■ **Do this**
Among the records below, find each line that includes the string "удара" and copy it.

Extracted data entries:
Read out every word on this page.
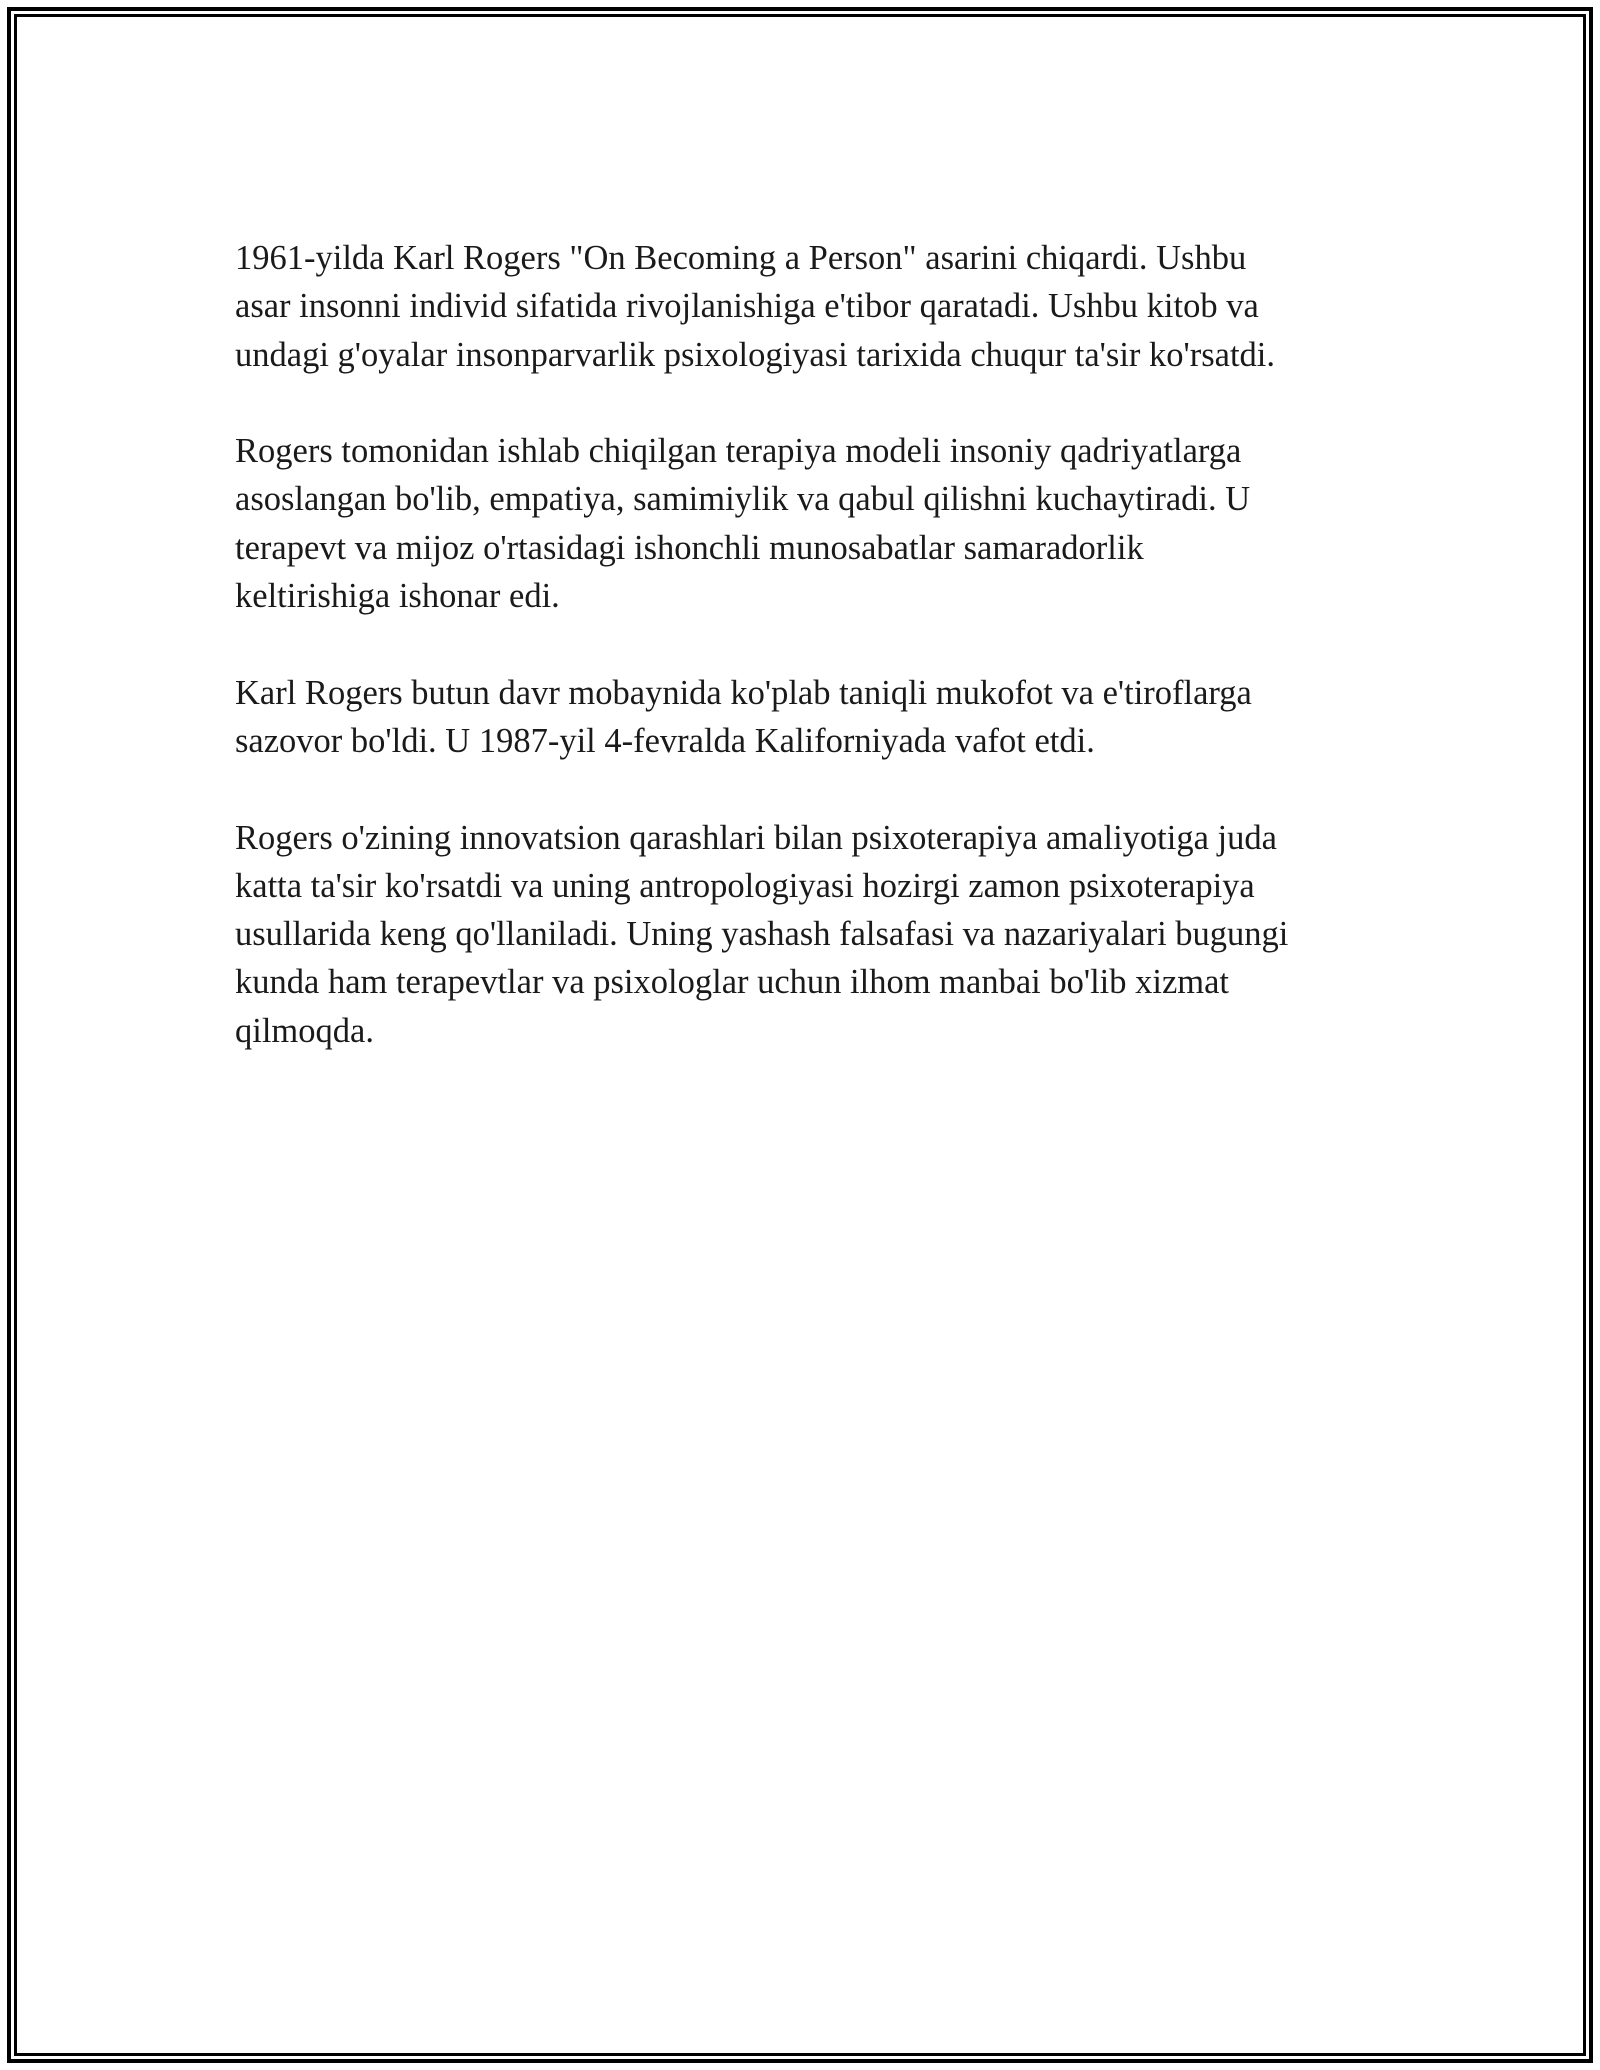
1961-yilda Karl Rogers "On Becoming a Person" asarini chiqardi. Ushbu
asar insonni individ sifatida rivojlanishiga e'tibor qaratadi. Ushbu kitob va
undagi g'oyalar insonparvarlik psixologiyasi tarixida chuqur ta'sir ko'rsatdi.

Rogers tomonidan ishlab chiqilgan terapiya modeli insoniy qadriyatlarga
asoslangan bo'lib, empatiya, samimiylik va qabul qilishni kuchaytiradi. U
terapevt va mijoz o'rtasidagi ishonchli munosabatlar samaradorlik
keltirishiga ishonar edi.

Karl Rogers butun davr mobaynida ko'plab taniqli mukofot va e'tiroflarga
sazovor bo'ldi. U 1987-yil 4-fevralda Kaliforniyada vafot etdi.

Rogers o'zining innovatsion qarashlari bilan psixoterapiya amaliyotiga juda
katta ta'sir ko'rsatdi va uning antropologiyasi hozirgi zamon psixoterapiya
usullarida keng qo'llaniladi. Uning yashash falsafasi va nazariyalari bugungi
kunda ham terapevtlar va psixologlar uchun ilhom manbai bo'lib xizmat
qilmoqda.
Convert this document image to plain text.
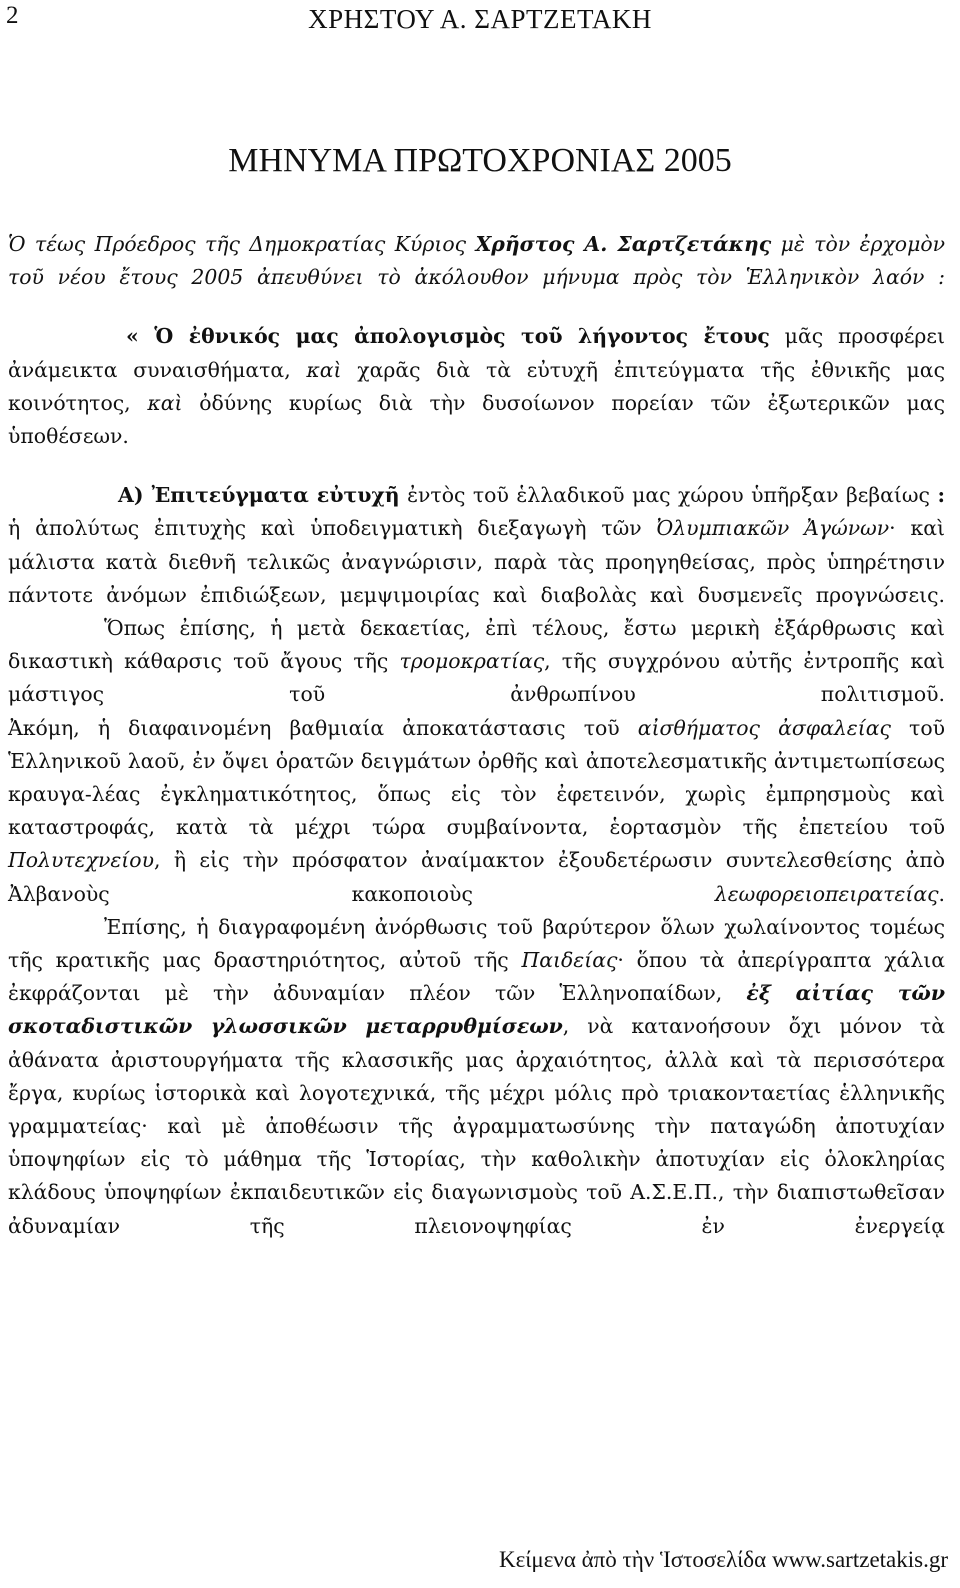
2	ΧΡΗΣΤΟΥ Α. ΣΑΡΤΖΕΤΑΚΗ
ΜΗΝΥΜΑ ΠΡΩΤΟΧΡΟΝΙΑΣ 2005

Ὁ τέως Πρόεδρος τῆς Δημοκρατίας Κύριος Χρῆστος Α. Σαρτζετάκης μὲ τὸν ἐρχομὸν τοῦ νέου ἔτους 2005 ἀπευθύνει τὸ ἀκόλουθον μήνυμα πρὸς τὸν Ἑλληνικὸν λαόν :

« Ὁ ἐθνικός μας ἀπολογισμὸς τοῦ λήγοντος ἔτους μᾶς προσφέρει ἀνάμεικτα συναισθήματα, καὶ χαρᾶς διὰ τὰ εὐτυχῆ ἐπιτεύγματα τῆς ἐθνικῆς μας κοινότητος, καὶ ὀδύνης κυρίως διὰ τὴν δυσοίωνον πορείαν τῶν ἐξωτερικῶν μας ὑποθέσεων.

Α) Ἐπιτεύγματα εὐτυχῆ ἐντὸς τοῦ ἑλλαδικοῦ μας χώρου ὑπῆρξαν βεβαίως : ἡ ἀπολύτως ἐπιτυχὴς καὶ ὑποδειγματικὴ διεξαγωγὴ τῶν Ὀλυμπιακῶν Ἀγώνων· καὶ μάλιστα κατὰ διεθνῆ τελικῶς ἀναγνώρισιν, παρὰ τὰς προηγηθείσας, πρὸς ὑπηρέτησιν πάντοτε ἀνόμων ἐπιδιώξεων, μεμψιμοιρίας καὶ διαβολὰς καὶ δυσμενεῖς προγνώσεις.

Ὅπως ἐπίσης, ἡ μετὰ δεκαετίας, ἐπὶ τέλους, ἔστω μερικὴ ἐξάρθρωσις καὶ δικαστικὴ κάθαρσις τοῦ ἄγους τῆς τρομοκρατίας, τῆς συγχρόνου αὐτῆς ἐντροπῆς καὶ μάστιγος τοῦ ἀνθρωπίνου πολιτισμοῦ.

Ἀκόμη, ἡ διαφαινομένη βαθμιαία ἀποκατάστασις τοῦ αἰσθήματος ἀσφαλείας τοῦ Ἑλληνικοῦ λαοῦ, ἐν ὄψει ὁρατῶν δειγμάτων ὀρθῆς καὶ ἀποτελεσματικῆς ἀντιμετωπίσεως κραυγα-λέας ἐγκληματικότητος, ὅπως εἰς τὸν ἐφετεινόν, χωρὶς ἐμπρησμοὺς καὶ καταστροφάς, κατὰ τὰ μέχρι τώρα συμβαίνοντα, ἑορτασμὸν τῆς ἐπετείου τοῦ Πολυτεχνείου, ἢ εἰς τὴν πρόσφατον ἀναίμακτον ἐξουδετέρωσιν συντελεσθείσης ἀπὸ Ἀλβανοὺς κακοποιοὺς λεωφορειοπειρατείας.

Ἐπίσης, ἡ διαγραφομένη ἀνόρθωσις τοῦ βαρύτερον ὅλων χωλαίνοντος τομέως τῆς κρατικῆς μας δραστηριότητος, αὐτοῦ τῆς Παιδείας· ὅπου τὰ ἀπερίγραπτα χάλια ἐκφράζονται μὲ τὴν ἀδυναμίαν πλέον τῶν Ἑλληνοπαίδων, ἐξ αἰτίας τῶν σκοταδιστικῶν γλωσσικῶν μεταρρυθμίσεων, νὰ κατανοήσουν ὄχι μόνον τὰ ἀθάνατα ἀριστουργήματα τῆς κλασσικῆς μας ἀρχαιότητος, ἀλλὰ καὶ τὰ περισσότερα ἔργα, κυρίως ἱστορικὰ καὶ λογοτεχνικά, τῆς μέχρι μόλις πρὸ τριακονταετίας ἑλληνικῆς γραμματείας· καὶ μὲ ἀποθέωσιν τῆς ἀγραμματωσύνης τὴν παταγώδη ἀποτυχίαν ὑποψηφίων εἰς τὸ μάθημα τῆς Ἱστορίας, τὴν καθολικὴν ἀποτυχίαν εἰς ὁλοκληρίας κλάδους ὑποψηφίων ἐκπαιδευτικῶν εἰς διαγωνισμοὺς τοῦ Α.Σ.Ε.Π., τὴν διαπιστωθεῖσαν ἀδυναμίαν τῆς πλειονοψηφίας ἐν ἐνεργείᾳ

Κείμενα ἀπὸ τὴν Ἱστοσελίδα www.sartzetakis.gr
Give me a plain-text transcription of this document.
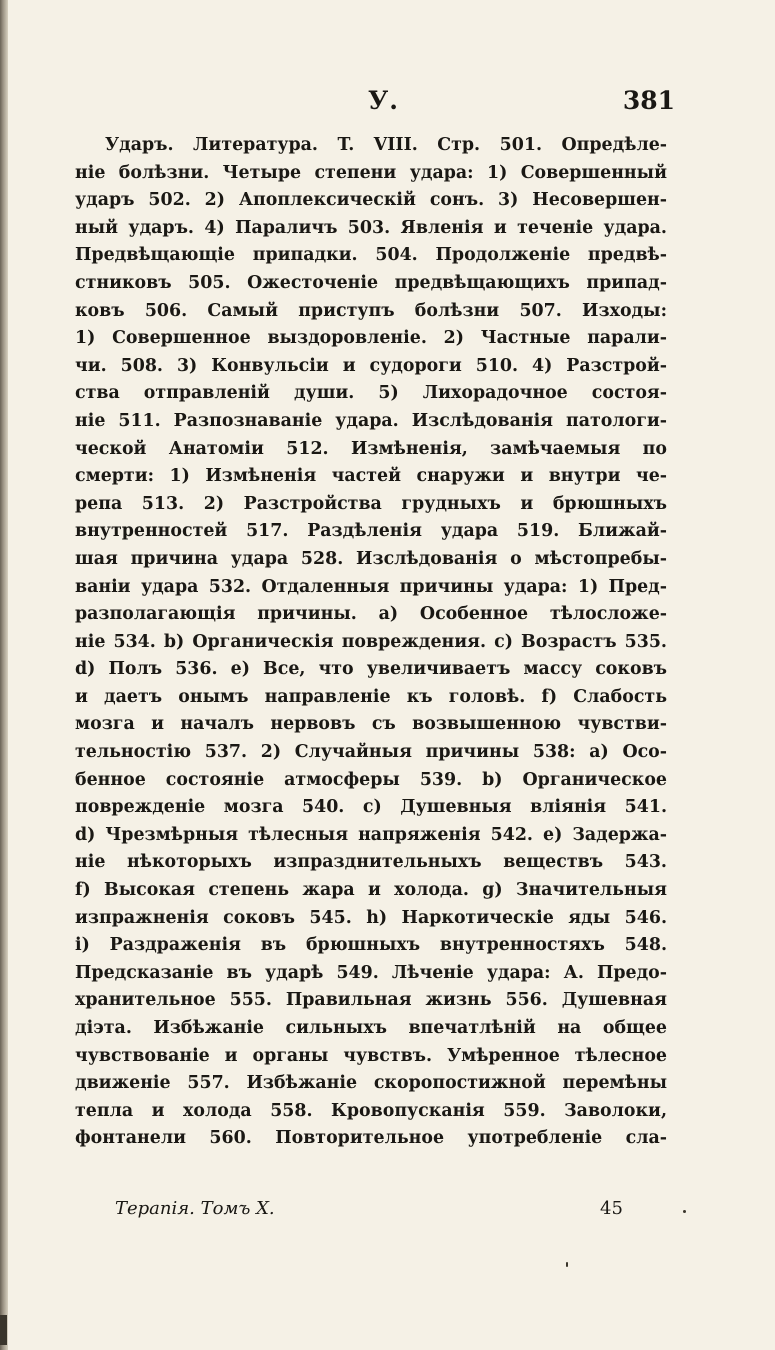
У.	381
Ударъ. Литература. T. VIII. Стр. 501. Опредѣле-
ніе болѣзни. Четыре степени удара: 1) Совершенный
ударъ 502. 2) Апоплексическій сонъ. 3) Несовершен-
ный ударъ. 4) Параличъ 503. Явленія и теченіе удара.
Предвѣщающіе припадки. 504. Продолженіе предвѣ-
стниковъ 505. Ожесточеніе предвѣщающихъ припад-
ковъ 506. Самый приступъ болѣзни 507. Изходы:
1) Совершенное выздоровленіе. 2) Частные парали-
чи. 508. 3) Конвульсіи и судороги 510. 4) Разстрой-
ства отправленій души. 5) Лихорадочное состоя-
ніе 511. Разпознаваніе удара. Изслѣдованія патологи-
ческой Анатоміи 512. Измѣненія, замѣчаемыя по
смерти: 1) Измѣненія частей снаружи и внутри че-
репа 513. 2) Разстройства грудныхъ и брюшныхъ
внутренностей 517. Раздѣленія удара 519. Ближай-
шая причина удара 528. Изслѣдованія о мѣстопребы-
ваніи удара 532. Отдаленныя причины удара: 1) Пред-
разполагающія причины. a) Особенное тѣлосложе-
ніе 534. b) Органическія повреждения. c) Возрастъ 535.
d) Полъ 536. e) Все, что увеличиваетъ массу соковъ
и даетъ онымъ направленіе къ головѣ. f) Слабость
мозга и началъ нервовъ съ возвышенною чувстви-
тельностію 537. 2) Случайныя причины 538: a) Осо-
бенное состояніе атмосферы 539. b) Органическое
поврежденіе мозга 540. c) Душевныя вліянія 541.
d) Чрезмѣрныя тѣлесныя напряженія 542. e) Задержа-
ніе нѣкоторыхъ изпразднительныхъ веществъ 543.
f) Высокая степень жара и холода. g) Значительныя
изпражненія соковъ 545. h) Наркотическіе яды 546.
i) Раздраженія въ брюшныхъ внутренностяхъ 548.
Предсказаніе въ ударѣ 549. Лѣченіе удара: А. Предо-
хранительное 555. Правильная жизнь 556. Душевная
діэта. Избѣжаніе сильныхъ впечатлѣній на общее
чувствованіе и органы чувствъ. Умѣренное тѣлесное
движеніе 557. Избѣжаніе скоропостижной перемѣны
тепла и холода 558. Кровопусканія 559. Заволоки,
фонтанели 560. Повторительное употребленіе сла-
Терапія. Томъ X.	45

■ **Written reply**
ніе болѣзни. Четыре степени удара: 1) Совершенный
ный ударъ. 4) Параличъ 503. Явленія и теченіе удара.
ніе 511. Разпознаваніе удара. Изслѣдованія патологи-
внутренностей 517. Раздѣленія удара 519. Ближай-
шая причина удара 528. Изслѣдованія о мѣстопребы-
ваніи удара 532. Отдаленныя причины удара: 1) Пред-
Предсказаніе въ ударѣ 549. Лѣченіе удара: А. Предо-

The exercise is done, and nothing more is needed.